Which lines hold the word "الخطيب"? Copy each of them from the material.
──────────────────────────────
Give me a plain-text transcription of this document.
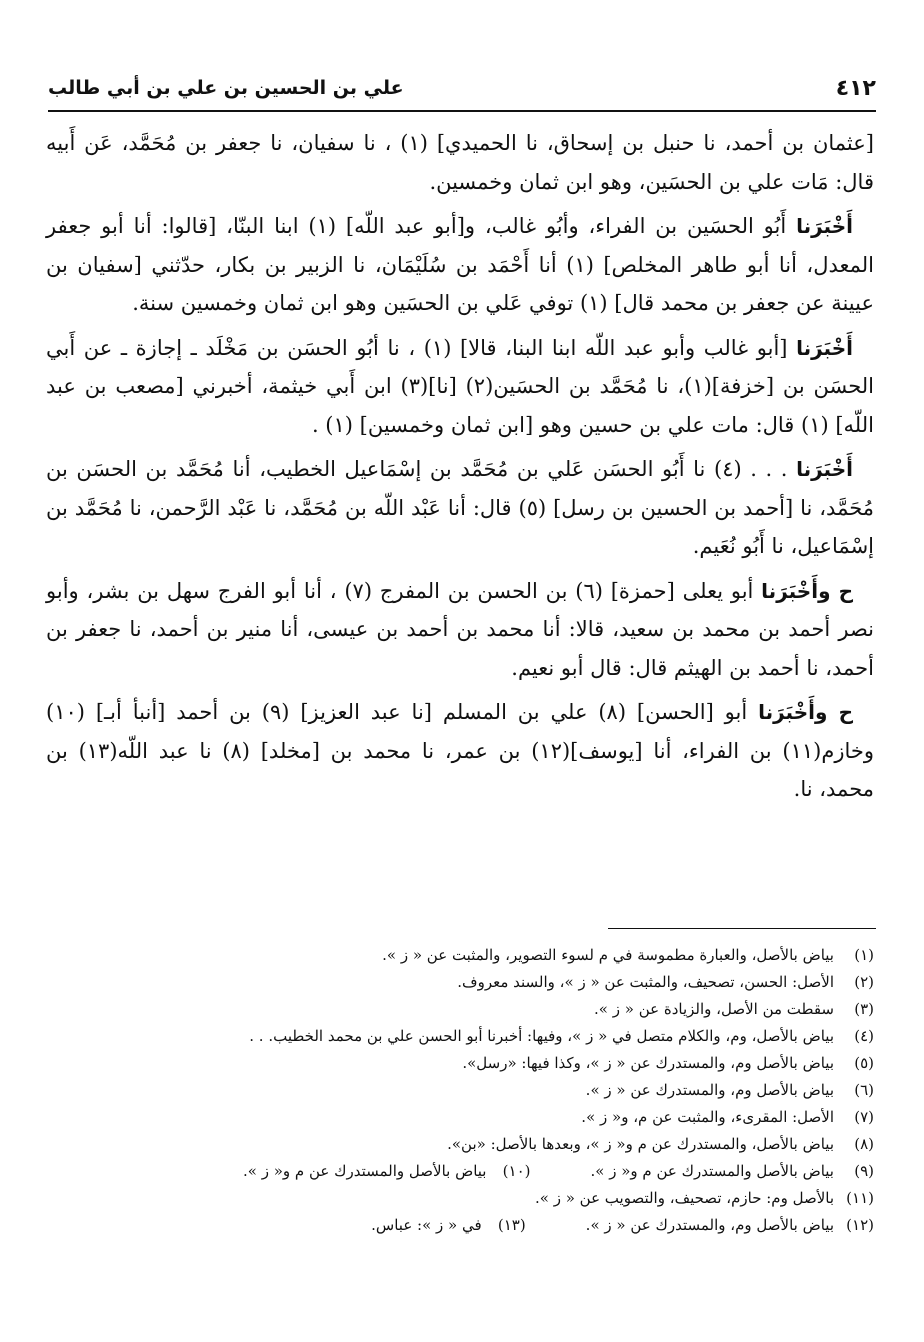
٤١٢
علي بن الحسين بن علي بن أبي طالب

[عثمان بن أحمد، نا حنبل بن إسحاق، نا الحميدي] (١) ، نا سفيان، نا جعفر بن مُحَمَّد، عَن أَبيه قال: مَات علي بن الحسَين، وهو ابن ثمان وخمسين.

 أَخْبَرَنا أَبُو الحسَين بن الفراء، وأبُو غالب، و[أبو عبد اللّه] (١) ابنا البنّا، [قالوا: أنا أبو جعفر المعدل، أنا أبو طاهر المخلص] (١) أنا أَحْمَد بن سُلَيْمَان، نا الزبير بن بكار، حدّثني [سفيان بن عيينة عن جعفر بن محمد قال] (١) توفي عَلي بن الحسَين وهو ابن ثمان وخمسين سنة.

 أَخْبَرَنا [أبو غالب وأبو عبد اللّه ابنا البنا، قالا] (١) ، نا أبُو الحسَن بن مَخْلَد ـ إجازة ـ عن أَبي الحسَن بن [خزفة](١)، نا مُحَمَّد بن الحسَين(٢) [نا](٣) ابن أَبي خيثمة، أخبرني [مصعب بن عبد اللّه] (١) قال: مات علي بن حسين وهو [ابن ثمان وخمسين] (١) .

 أَخْبَرَنا . . . (٤) نا أَبُو الحسَن عَلي بن مُحَمَّد بن إسْمَاعيل الخطيب، أنا مُحَمَّد بن الحسَن بن مُحَمَّد، نا [أحمد بن الحسين بن رسل] (٥) قال: أنا عَبْد اللّه بن مُحَمَّد، نا عَبْد الرَّحمن، نا مُحَمَّد بن إسْمَاعيل، نا أَبُو نُعَيم.

 ح وأَخْبَرَنا أبو يعلى [حمزة] (٦) بن الحسن بن المفرج (٧) ، أنا أبو الفرج سهل بن بشر، وأبو نصر أحمد بن محمد بن سعيد، قالا: أنا محمد بن أحمد بن عيسى، أنا منير بن أحمد، نا جعفر بن أحمد، نا أحمد بن الهيثم قال: قال أبو نعيم.

 ح وأَخْبَرَنا أبو [الحسن] (٨) علي بن المسلم [نا عبد العزيز] (٩) بن أحمد [أنبأ أبـ] (١٠) وخازم(١١) بن الفراء، أنا [يوسف](١٢) بن عمر، نا محمد بن [مخلد] (٨) نا عبد اللّه(١٣) بن محمد، نا.

(١)
بياض بالأصل، والعبارة مطموسة في م لسوء التصوير، والمثبت عن « ز ».
(٢)
الأصل: الحسن، تصحيف، والمثبت عن « ز »، والسند معروف.
(٣)
سقطت من الأصل، والزيادة عن « ز ».
(٤)
بياض بالأصل، وم، والكلام متصل في « ز »، وفيها: أخبرنا أبو الحسن علي بن محمد الخطيب. . .
(٥)
بياض بالأصل وم، والمستدرك عن « ز »، وكذا فيها: «رسل».
(٦)
بياض بالأصل وم، والمستدرك عن « ز ».
(٧)
الأصل: المقرىء، والمثبت عن م، و« ز ».
(٨)
بياض بالأصل، والمستدرك عن م و« ز »، وبعدها بالأصل: «بن».
(٩)
بياض بالأصل والمستدرك عن م و« ز ».
(١٠)
بياض بالأصل والمستدرك عن م و« ز ».
(١١)
بالأصل وم: حازم، تصحيف، والتصويب عن « ز ».
(١٢)
بياض بالأصل وم، والمستدرك عن « ز ».
(١٣)
في « ز »: عباس.
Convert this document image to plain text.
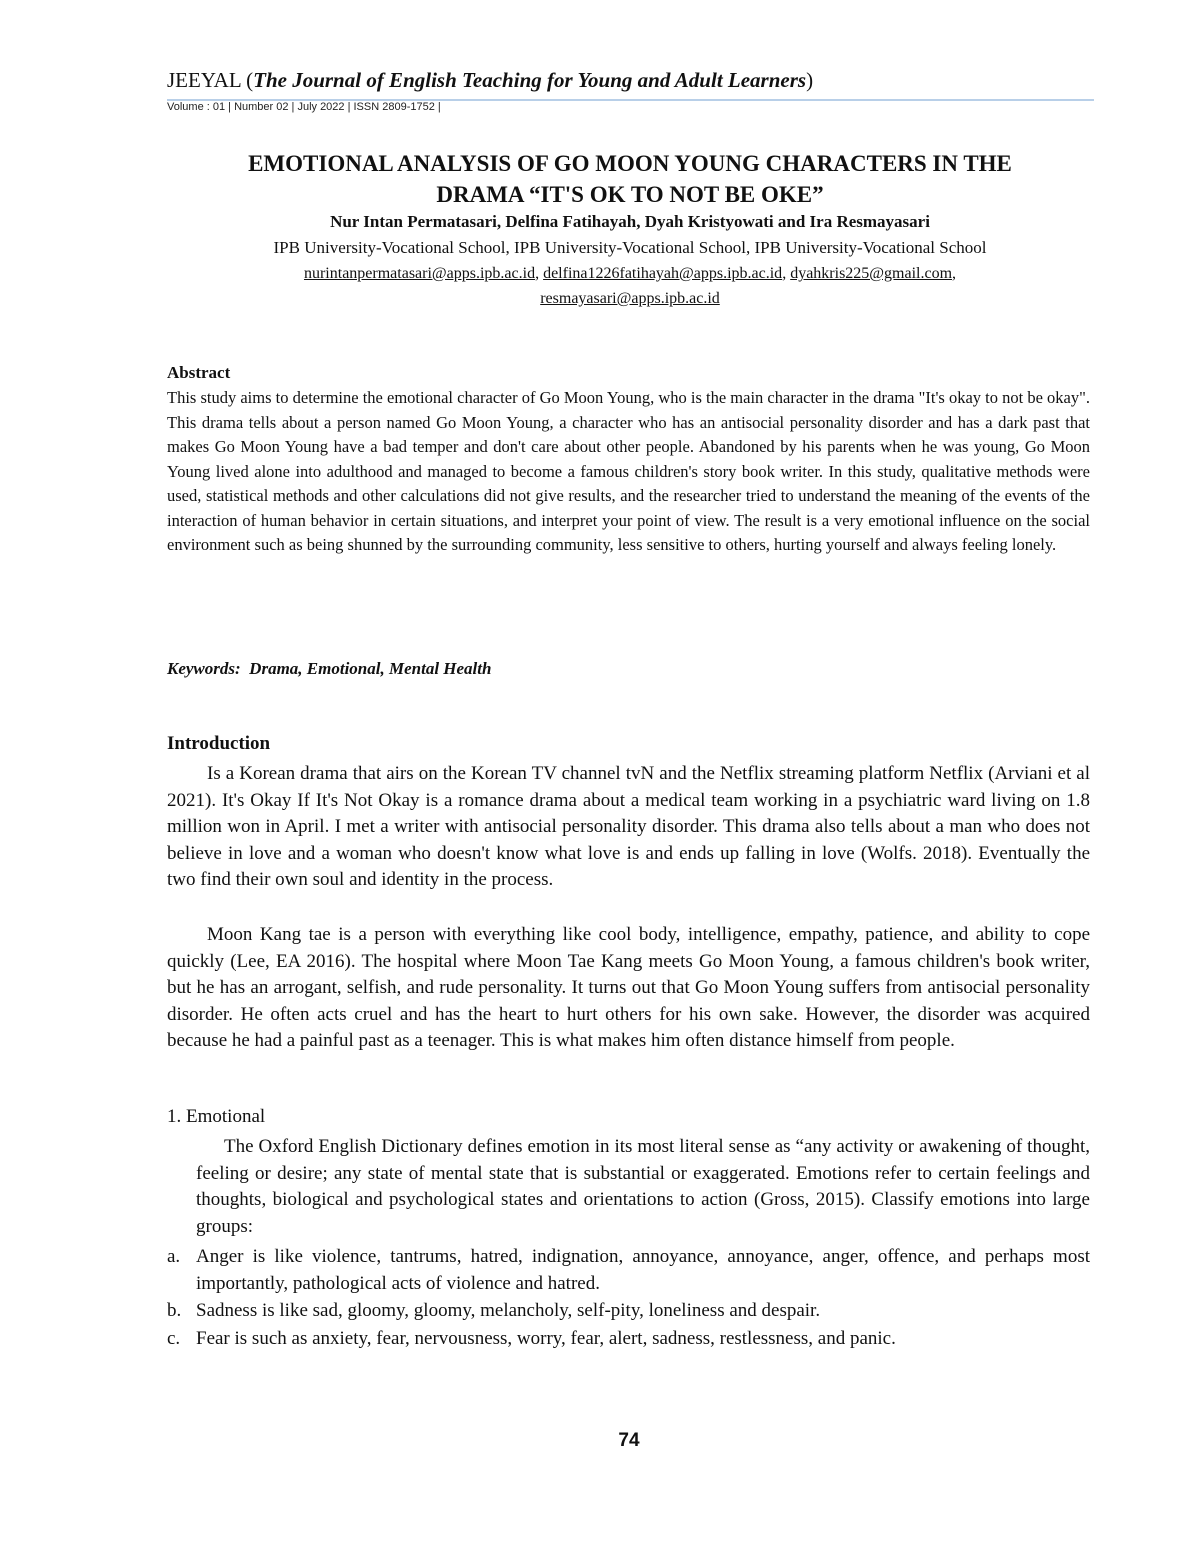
JEEYAL (The Journal of English Teaching for Young and Adult Learners)
Volume : 01 | Number 02 | July 2022 | ISSN 2809-1752 |
EMOTIONAL ANALYSIS OF GO MOON YOUNG CHARACTERS IN THE
DRAMA “IT'S OK TO NOT BE OKE”
Nur Intan Permatasari, Delfina Fatihayah, Dyah Kristyowati and Ira Resmayasari
IPB University-Vocational School, IPB University-Vocational School, IPB University-Vocational School
nurintanpermatasari@apps.ipb.ac.id, delfina1226fatihayah@apps.ipb.ac.id, dyahkris225@gmail.com,
resmayasari@apps.ipb.ac.id
Abstract

This study aims to determine the emotional character of Go Moon Young, who is the main character in the drama "It's okay to not be okay". This drama tells about a person named Go Moon Young, a character who has an antisocial personality disorder and has a dark past that makes Go Moon Young have a bad temper and don't care about other people. Abandoned by his parents when he was young, Go Moon Young lived alone into adulthood and managed to become a famous children's story book writer. In this study, qualitative methods were used, statistical methods and other calculations did not give results, and the researcher tried to understand the meaning of the events of the interaction of human behavior in certain situations, and interpret your point of view. The result is a very emotional influence on the social environment such as being shunned by the surrounding community, less sensitive to others, hurting yourself and always feeling lonely.

Keywords: Drama, Emotional, Mental Health
Introduction

Is a Korean drama that airs on the Korean TV channel tvN and the Netflix streaming platform Netflix (Arviani et al 2021). It's Okay If It's Not Okay is a romance drama about a medical team working in a psychiatric ward living on 1.8 million won in April. I met a writer with antisocial personality disorder. This drama also tells about a man who does not believe in love and a woman who doesn't know what love is and ends up falling in love (Wolfs. 2018). Eventually the two find their own soul and identity in the process.

Moon Kang tae is a person with everything like cool body, intelligence, empathy, patience, and ability to cope quickly (Lee, EA 2016). The hospital where Moon Tae Kang meets Go Moon Young, a famous children's book writer, but he has an arrogant, selfish, and rude personality. It turns out that Go Moon Young suffers from antisocial personality disorder. He often acts cruel and has the heart to hurt others for his own sake. However, the disorder was acquired because he had a painful past as a teenager. This is what makes him often distance himself from people.

1. Emotional

The Oxford English Dictionary defines emotion in its most literal sense as “any activity or awakening of thought, feeling or desire; any state of mental state that is substantial or exaggerated. Emotions refer to certain feelings and thoughts, biological and psychological states and orientations to action (Gross, 2015). Classify emotions into large groups:

a. Anger is like violence, tantrums, hatred, indignation, annoyance, annoyance, anger, offence, and perhaps most importantly, pathological acts of violence and hatred.
b. Sadness is like sad, gloomy, gloomy, melancholy, self-pity, loneliness and despair.
c. Fear is such as anxiety, fear, nervousness, worry, fear, alert, sadness, restlessness, and panic.
74
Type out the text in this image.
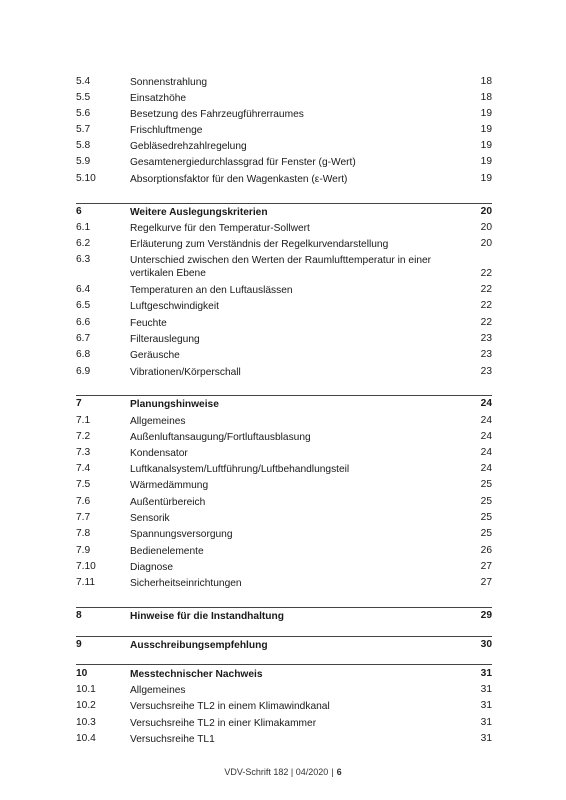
5.4	Sonnenstrahlung	18
5.5	Einsatzhöhe	18
5.6	Besetzung des Fahrzeugführerraumes	19
5.7	Frischluftmenge	19
5.8	Gebläsedrehzahlregelung	19
5.9	Gesamtenergiedurchlassgrad für Fenster (g-Wert)	19
5.10	Absorptionsfaktor für den Wagenkasten (ε-Wert)	19
6	Weitere Auslegungskriterien	20
6.1	Regelkurve für den Temperatur-Sollwert	20
6.2	Erläuterung zum Verständnis der Regelkurvendarstellung	20
6.3	Unterschied zwischen den Werten der Raumlufttemperatur in einer vertikalen Ebene	22
6.4	Temperaturen an den Luftauslässen	22
6.5	Luftgeschwindigkeit	22
6.6	Feuchte	22
6.7	Filterauslegung	23
6.8	Geräusche	23
6.9	Vibrationen/Körperschall	23
7	Planungshinweise	24
7.1	Allgemeines	24
7.2	Außenluftansaugung/Fortluftausblasung	24
7.3	Kondensator	24
7.4	Luftkanalsystem/Luftführung/Luftbehandlungsteil	24
7.5	Wärmedämmung	25
7.6	Außentürbereich	25
7.7	Sensorik	25
7.8	Spannungsversorgung	25
7.9	Bedienelemente	26
7.10	Diagnose	27
7.11	Sicherheitseinrichtungen	27
8	Hinweise für die Instandhaltung	29
9	Ausschreibungsempfehlung	30
10	Messtechnischer Nachweis	31
10.1	Allgemeines	31
10.2	Versuchsreihe TL2 in einem Klimawindkanal	31
10.3	Versuchsreihe TL2 in einer Klimakammer	31
10.4	Versuchsreihe TL1	31
VDV-Schrift 182 | 04/2020 | 6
──────────────────────────────
• [Final result]
 أَخْبَرَنا . . . (٤) نا أَبُو الحسَن عَلي بن مُحَمَّد بن إسْمَاعيل الخطيب، أنا مُحَمَّد بن الحسَن بن مُحَمَّد، نا [أحمد بن الحسين بن رسل] (٥) قال: أنا عَبْد اللّه بن مُحَمَّد، نا عَبْد الرَّحمن، نا مُحَمَّد بن إسْمَاعيل، نا أَبُو نُعَيم.
بياض بالأصل، وم، والكلام متصل في « ز »، وفيها: أخبرنا أبو الحسن علي بن محمد الخطيب. . .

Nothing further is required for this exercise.